Filter the data below for the string "title" and copy each matching line.

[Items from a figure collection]
--- Start ---

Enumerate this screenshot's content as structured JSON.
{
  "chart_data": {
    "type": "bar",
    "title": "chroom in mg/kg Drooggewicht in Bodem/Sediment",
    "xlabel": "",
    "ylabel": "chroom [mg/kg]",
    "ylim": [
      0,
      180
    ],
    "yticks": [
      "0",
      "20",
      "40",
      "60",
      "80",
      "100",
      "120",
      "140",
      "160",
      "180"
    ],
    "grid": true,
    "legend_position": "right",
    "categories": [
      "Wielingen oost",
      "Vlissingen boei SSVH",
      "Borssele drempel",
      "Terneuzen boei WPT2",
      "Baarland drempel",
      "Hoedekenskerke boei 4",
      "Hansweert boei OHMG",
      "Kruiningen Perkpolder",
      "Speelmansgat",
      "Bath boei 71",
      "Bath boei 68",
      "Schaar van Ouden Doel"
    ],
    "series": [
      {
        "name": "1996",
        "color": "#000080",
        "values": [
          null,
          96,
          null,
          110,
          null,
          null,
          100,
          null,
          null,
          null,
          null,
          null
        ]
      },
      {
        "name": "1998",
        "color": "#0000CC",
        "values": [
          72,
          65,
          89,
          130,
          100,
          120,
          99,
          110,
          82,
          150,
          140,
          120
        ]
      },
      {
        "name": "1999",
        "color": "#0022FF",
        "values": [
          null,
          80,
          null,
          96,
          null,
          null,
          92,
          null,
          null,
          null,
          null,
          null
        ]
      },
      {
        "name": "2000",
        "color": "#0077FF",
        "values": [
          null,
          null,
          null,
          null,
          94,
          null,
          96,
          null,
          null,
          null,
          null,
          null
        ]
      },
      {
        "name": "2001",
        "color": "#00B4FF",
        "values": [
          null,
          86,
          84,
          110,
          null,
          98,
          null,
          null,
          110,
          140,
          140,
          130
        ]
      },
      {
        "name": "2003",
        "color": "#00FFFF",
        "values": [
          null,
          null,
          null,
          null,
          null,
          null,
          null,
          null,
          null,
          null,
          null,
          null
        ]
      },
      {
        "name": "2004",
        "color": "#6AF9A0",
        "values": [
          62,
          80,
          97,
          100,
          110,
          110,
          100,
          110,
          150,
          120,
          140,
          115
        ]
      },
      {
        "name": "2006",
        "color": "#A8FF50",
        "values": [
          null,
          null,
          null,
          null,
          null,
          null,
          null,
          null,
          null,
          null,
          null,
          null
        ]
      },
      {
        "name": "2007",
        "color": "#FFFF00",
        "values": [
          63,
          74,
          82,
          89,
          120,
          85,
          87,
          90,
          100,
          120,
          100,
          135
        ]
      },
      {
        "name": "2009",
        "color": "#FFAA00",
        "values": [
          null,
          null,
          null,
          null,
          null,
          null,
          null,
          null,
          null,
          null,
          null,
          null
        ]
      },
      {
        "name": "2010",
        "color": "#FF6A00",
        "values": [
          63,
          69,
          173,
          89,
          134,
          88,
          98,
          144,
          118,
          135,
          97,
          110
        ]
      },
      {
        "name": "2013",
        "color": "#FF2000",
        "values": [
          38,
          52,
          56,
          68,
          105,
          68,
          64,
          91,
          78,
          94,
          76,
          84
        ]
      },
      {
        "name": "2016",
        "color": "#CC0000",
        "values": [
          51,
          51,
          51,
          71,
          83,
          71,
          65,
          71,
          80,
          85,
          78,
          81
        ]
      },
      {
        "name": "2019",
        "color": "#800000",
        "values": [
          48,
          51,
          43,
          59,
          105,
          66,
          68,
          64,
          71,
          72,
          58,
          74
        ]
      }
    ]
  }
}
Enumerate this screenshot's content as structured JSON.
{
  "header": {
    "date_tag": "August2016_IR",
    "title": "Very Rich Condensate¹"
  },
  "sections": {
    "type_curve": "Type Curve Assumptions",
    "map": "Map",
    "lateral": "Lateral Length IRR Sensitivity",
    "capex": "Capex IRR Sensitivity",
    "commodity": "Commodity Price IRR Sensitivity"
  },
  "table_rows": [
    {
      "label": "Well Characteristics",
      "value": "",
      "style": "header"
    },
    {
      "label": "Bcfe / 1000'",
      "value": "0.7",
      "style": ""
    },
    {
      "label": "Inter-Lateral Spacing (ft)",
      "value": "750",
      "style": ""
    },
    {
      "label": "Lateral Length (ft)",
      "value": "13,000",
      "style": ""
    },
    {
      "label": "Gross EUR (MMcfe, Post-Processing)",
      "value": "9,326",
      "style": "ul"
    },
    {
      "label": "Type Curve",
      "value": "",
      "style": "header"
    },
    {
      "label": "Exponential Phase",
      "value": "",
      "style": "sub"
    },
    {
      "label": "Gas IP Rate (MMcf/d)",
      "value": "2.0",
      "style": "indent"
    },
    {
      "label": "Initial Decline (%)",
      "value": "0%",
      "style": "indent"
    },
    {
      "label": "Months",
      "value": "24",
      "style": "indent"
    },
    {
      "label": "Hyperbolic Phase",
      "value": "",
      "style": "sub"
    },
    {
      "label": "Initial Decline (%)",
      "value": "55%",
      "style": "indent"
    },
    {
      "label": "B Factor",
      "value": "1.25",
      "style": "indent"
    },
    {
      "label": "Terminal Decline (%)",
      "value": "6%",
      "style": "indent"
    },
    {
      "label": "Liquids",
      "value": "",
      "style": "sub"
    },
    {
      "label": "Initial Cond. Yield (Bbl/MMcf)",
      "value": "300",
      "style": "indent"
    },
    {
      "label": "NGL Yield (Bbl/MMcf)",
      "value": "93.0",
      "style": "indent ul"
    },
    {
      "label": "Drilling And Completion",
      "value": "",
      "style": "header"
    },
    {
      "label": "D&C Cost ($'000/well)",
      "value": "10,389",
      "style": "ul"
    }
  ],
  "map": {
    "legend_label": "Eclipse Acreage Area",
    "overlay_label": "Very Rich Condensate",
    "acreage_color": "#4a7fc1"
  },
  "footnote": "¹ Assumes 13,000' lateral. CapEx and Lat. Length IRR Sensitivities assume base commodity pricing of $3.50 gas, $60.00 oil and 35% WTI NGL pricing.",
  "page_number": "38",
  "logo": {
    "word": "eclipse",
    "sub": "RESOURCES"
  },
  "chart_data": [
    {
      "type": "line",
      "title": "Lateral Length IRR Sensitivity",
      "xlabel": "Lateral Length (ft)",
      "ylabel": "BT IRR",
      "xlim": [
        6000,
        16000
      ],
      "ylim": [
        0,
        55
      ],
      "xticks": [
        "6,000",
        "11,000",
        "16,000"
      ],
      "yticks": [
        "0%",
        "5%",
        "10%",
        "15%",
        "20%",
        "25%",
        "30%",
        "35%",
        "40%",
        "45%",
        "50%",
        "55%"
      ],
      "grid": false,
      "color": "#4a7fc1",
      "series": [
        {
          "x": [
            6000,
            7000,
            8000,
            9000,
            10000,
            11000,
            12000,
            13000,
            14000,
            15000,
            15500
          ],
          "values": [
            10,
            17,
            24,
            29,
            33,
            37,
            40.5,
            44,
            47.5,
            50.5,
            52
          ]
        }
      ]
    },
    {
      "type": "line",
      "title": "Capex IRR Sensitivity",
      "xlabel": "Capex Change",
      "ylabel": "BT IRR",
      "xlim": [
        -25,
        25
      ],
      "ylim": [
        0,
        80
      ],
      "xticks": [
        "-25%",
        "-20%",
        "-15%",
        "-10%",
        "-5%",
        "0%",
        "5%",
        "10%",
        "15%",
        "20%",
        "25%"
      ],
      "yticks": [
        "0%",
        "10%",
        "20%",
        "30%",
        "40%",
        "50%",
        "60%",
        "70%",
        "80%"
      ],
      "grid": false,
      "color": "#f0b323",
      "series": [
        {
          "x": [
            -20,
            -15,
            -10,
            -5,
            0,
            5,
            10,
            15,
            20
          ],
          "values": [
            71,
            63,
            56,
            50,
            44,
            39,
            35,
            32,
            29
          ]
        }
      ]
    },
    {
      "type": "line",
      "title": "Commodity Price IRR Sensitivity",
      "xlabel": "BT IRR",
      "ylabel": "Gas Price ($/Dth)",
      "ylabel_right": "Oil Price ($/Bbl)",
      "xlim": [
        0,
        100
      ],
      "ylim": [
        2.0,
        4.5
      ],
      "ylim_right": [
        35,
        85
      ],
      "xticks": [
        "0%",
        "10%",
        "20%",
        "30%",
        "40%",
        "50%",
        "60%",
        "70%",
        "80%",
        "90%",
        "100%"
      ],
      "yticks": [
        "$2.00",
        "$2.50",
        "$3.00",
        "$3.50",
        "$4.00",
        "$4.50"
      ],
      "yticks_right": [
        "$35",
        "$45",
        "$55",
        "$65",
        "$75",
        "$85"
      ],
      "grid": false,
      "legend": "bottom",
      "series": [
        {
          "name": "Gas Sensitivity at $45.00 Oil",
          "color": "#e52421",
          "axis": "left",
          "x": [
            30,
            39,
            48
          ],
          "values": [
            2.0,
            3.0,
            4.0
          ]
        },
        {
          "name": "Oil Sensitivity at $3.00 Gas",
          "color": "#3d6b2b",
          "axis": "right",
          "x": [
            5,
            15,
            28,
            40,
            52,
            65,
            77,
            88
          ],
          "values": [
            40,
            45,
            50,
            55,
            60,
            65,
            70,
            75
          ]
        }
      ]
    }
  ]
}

--- End ---

▶ _SOLUTION FOR THIS TASK_
    "title": "chroom in mg/kg Drooggewicht in Bodem/Sediment",
    "title": "Very Rich Condensate¹"
      "title": "Lateral Length IRR Sensitivity",
      "title": "Capex IRR Sensitivity",
      "title": "Commodity Price IRR Sensitivity",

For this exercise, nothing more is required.